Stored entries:
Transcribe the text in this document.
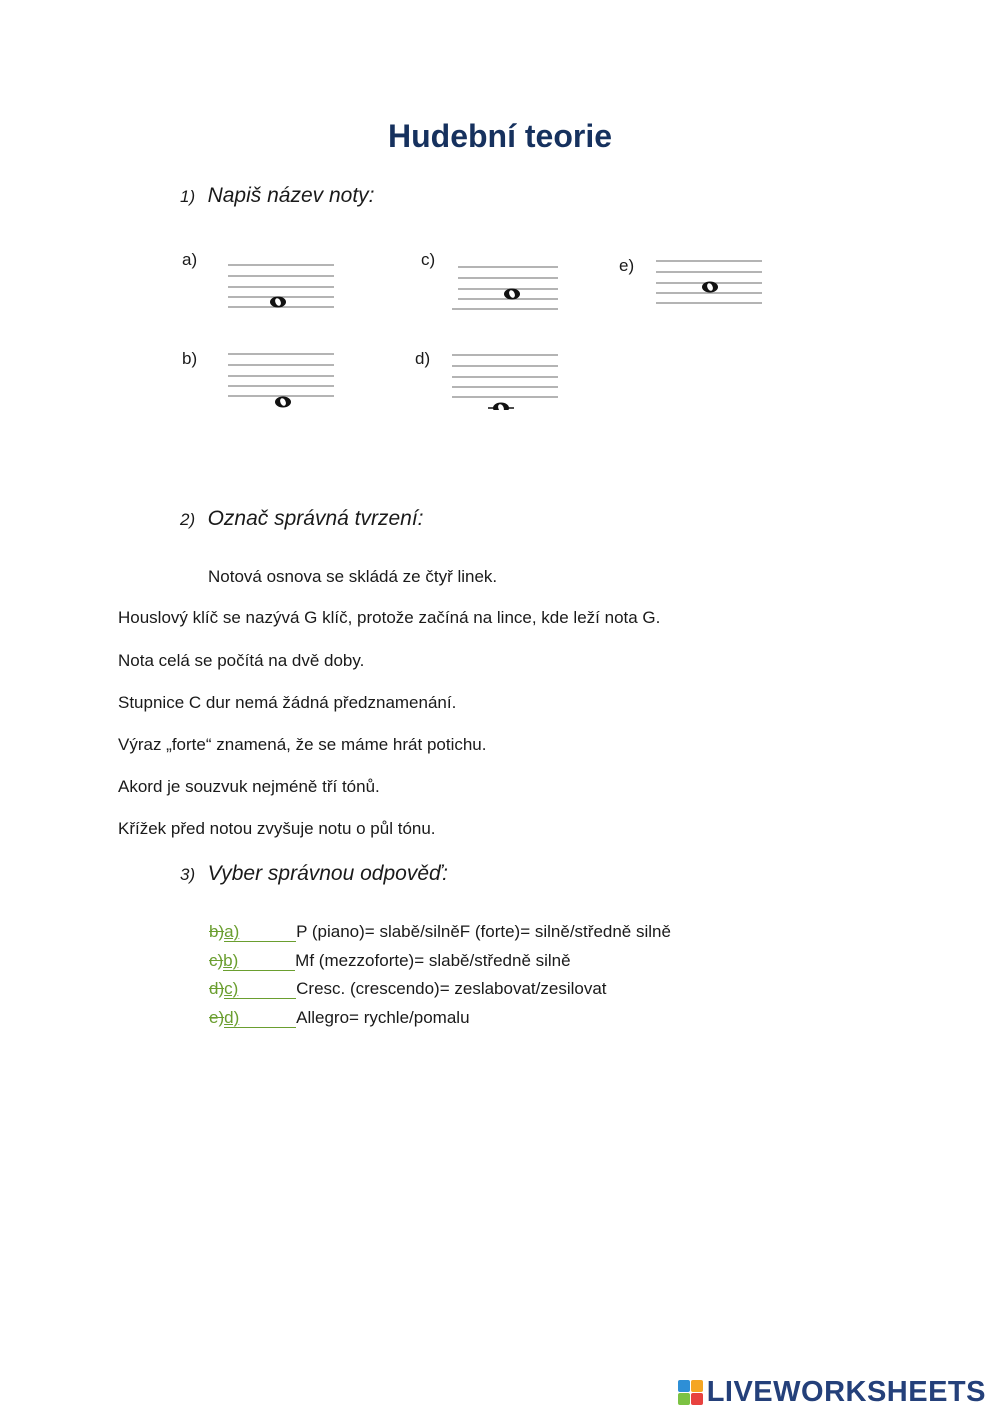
Hudební teorie
1) Napiš název noty:
a)
b)
c)
d)
e)
2) Označ správná tvrzení:
Notová osnova se skládá ze čtyř linek.
Houslový klíč se nazývá G klíč, protože začíná na lince, kde leží nota G.
Nota celá se počítá na dvě doby.
Stupnice C dur nemá žádná předznamenání.
Výraz „forte“ znamená, že se máme hrát potichu.
Akord je souzvuk nejméně tří tónů.
Křížek před notou zvyšuje notu o půl tónu.
3) Vyber správnou odpověď:
b)a)	P (piano)= slabě/silněF (forte)= silně/středně silně
c)b)	Mf (mezzoforte)= slabě/středně silně
d)c)	Cresc. (crescendo)= zeslabovat/zesilovat
e)d)	Allegro= rychle/pomalu
LIVEWORKSHEETS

* _DIRECTION_: Look through the records and gather every line containing "středně".

* _RESULT OF THE TASK_:
b)a)	P (piano)= slabě/silněF (forte)= silně/středně silně
c)b)	Mf (mezzoforte)= slabě/středně silně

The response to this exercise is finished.